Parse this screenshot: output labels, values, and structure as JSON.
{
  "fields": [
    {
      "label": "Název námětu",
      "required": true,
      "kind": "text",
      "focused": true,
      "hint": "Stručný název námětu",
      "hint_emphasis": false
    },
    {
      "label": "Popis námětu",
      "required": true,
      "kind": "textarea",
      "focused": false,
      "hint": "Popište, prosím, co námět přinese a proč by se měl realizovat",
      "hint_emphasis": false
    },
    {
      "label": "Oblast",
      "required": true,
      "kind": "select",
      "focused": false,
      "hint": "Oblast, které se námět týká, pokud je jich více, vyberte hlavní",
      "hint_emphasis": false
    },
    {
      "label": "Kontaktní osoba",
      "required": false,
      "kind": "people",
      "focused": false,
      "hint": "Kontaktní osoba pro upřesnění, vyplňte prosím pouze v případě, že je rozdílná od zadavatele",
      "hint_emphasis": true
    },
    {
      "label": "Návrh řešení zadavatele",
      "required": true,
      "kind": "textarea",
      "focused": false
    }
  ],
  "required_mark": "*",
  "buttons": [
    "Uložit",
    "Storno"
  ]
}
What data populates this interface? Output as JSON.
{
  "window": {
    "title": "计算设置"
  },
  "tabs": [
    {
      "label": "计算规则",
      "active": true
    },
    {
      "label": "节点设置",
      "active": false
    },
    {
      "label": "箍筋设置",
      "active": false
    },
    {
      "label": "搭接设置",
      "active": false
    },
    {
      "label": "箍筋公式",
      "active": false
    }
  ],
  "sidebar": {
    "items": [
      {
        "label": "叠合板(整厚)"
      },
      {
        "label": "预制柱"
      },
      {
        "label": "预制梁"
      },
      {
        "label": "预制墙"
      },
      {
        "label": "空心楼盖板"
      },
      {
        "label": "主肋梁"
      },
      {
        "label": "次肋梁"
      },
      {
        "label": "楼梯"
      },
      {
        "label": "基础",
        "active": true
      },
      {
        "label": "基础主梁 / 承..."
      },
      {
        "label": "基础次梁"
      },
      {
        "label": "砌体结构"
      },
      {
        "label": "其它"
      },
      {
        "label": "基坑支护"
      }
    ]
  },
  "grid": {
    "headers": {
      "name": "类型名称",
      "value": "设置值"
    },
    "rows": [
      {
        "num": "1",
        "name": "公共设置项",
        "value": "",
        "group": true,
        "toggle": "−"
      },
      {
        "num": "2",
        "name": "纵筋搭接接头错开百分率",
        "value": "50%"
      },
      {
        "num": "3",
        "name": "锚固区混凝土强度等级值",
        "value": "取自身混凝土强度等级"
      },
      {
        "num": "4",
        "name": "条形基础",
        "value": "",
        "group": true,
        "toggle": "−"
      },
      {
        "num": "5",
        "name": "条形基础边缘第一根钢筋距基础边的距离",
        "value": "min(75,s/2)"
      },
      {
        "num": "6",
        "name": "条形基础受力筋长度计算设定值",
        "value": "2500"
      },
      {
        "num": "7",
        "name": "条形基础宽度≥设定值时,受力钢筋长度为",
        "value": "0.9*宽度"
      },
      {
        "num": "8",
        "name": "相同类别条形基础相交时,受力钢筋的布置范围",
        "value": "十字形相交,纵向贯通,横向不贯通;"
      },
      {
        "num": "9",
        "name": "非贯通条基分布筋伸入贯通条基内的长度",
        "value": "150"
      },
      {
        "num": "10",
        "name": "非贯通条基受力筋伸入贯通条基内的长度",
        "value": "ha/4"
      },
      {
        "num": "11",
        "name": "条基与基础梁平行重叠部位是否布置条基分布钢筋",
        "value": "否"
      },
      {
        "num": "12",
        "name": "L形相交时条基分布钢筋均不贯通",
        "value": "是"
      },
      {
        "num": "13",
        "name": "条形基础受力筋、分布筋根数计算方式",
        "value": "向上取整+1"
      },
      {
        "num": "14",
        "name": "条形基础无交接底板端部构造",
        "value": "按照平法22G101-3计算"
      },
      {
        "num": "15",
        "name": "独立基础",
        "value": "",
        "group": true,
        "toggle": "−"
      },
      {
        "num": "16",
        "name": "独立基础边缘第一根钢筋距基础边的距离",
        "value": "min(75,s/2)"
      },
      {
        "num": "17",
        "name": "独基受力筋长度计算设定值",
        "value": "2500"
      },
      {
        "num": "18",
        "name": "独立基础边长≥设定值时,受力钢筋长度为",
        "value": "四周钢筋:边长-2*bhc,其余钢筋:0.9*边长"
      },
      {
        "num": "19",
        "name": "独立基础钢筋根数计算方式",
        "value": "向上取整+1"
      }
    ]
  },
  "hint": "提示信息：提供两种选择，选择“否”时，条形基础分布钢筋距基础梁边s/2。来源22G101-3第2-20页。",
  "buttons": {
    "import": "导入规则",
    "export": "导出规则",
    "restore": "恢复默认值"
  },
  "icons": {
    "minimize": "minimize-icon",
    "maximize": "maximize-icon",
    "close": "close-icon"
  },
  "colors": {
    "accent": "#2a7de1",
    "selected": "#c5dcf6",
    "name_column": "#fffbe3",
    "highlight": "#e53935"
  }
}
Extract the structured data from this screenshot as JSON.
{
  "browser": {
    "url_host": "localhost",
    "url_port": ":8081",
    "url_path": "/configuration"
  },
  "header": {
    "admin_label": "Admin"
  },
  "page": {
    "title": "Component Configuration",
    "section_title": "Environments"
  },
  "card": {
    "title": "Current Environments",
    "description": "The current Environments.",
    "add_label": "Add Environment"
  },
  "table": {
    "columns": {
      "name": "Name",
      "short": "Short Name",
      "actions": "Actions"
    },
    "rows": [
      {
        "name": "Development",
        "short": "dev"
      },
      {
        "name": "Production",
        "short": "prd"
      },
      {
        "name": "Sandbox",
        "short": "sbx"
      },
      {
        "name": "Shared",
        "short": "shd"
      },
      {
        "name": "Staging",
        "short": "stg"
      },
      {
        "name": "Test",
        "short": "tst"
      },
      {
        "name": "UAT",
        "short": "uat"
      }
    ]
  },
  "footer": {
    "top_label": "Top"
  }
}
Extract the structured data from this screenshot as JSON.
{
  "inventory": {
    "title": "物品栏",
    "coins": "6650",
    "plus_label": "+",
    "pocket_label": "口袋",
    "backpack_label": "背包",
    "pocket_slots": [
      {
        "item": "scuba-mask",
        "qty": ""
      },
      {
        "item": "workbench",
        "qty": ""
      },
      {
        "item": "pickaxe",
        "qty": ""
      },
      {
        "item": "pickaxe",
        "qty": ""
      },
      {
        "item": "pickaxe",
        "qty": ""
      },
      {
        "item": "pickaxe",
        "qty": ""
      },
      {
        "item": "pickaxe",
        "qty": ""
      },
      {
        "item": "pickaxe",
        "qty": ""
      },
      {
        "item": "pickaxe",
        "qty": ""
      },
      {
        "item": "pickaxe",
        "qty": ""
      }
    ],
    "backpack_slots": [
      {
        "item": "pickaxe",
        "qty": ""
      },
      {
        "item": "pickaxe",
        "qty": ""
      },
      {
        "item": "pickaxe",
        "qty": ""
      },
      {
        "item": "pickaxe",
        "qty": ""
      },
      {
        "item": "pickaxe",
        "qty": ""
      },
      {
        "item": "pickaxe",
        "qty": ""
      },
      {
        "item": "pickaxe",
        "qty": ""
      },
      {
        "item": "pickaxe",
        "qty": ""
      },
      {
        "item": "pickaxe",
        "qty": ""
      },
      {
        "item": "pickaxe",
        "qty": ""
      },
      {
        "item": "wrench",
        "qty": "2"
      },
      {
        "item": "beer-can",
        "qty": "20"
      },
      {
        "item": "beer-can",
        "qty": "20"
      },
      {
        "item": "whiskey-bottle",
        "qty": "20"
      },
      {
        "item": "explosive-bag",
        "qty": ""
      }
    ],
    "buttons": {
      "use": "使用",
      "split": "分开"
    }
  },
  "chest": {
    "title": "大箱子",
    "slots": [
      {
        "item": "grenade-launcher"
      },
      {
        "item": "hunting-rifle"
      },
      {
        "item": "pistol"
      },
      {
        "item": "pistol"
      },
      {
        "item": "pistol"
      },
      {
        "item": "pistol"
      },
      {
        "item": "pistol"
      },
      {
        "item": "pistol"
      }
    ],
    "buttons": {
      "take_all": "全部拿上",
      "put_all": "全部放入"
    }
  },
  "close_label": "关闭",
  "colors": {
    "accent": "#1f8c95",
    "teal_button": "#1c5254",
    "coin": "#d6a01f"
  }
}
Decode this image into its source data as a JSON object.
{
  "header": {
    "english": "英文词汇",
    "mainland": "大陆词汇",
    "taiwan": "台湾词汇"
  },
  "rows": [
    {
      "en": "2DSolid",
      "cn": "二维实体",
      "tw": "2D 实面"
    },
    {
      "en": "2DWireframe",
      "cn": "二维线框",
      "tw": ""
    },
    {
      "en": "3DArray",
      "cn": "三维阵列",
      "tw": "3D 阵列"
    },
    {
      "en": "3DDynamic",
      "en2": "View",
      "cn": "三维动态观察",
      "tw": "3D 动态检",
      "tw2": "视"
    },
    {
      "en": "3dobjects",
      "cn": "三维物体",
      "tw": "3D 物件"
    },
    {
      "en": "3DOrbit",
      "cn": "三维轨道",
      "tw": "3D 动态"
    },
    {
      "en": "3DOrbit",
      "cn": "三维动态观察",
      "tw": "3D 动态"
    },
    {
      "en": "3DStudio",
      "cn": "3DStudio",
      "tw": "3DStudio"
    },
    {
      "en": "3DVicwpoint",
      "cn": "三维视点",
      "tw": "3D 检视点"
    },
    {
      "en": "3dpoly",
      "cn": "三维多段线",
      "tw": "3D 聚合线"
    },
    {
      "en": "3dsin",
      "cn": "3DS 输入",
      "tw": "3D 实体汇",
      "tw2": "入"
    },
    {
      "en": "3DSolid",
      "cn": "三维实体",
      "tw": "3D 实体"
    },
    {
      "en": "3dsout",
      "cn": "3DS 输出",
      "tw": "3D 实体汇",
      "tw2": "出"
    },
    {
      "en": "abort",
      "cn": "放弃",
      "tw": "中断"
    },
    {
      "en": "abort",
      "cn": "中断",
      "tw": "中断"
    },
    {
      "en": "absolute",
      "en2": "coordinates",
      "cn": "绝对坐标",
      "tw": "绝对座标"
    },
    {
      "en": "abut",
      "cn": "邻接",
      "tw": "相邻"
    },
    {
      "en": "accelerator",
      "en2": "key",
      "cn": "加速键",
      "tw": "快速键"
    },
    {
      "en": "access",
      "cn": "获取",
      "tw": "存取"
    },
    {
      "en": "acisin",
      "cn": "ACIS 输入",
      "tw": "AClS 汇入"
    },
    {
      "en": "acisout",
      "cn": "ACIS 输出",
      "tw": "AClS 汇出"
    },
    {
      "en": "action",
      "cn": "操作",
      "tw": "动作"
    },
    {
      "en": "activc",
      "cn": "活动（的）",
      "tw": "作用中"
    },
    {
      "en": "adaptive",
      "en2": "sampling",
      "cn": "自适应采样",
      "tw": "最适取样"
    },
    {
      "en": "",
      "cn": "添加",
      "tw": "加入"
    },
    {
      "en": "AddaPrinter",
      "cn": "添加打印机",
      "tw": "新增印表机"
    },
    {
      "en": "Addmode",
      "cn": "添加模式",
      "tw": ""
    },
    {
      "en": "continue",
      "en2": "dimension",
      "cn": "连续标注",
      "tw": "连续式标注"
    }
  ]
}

# OBJECTIVE
Your answer should be a single number: how many lines of the material contain the word "data".

# SOLUTION FOR THIS PROBLEM
4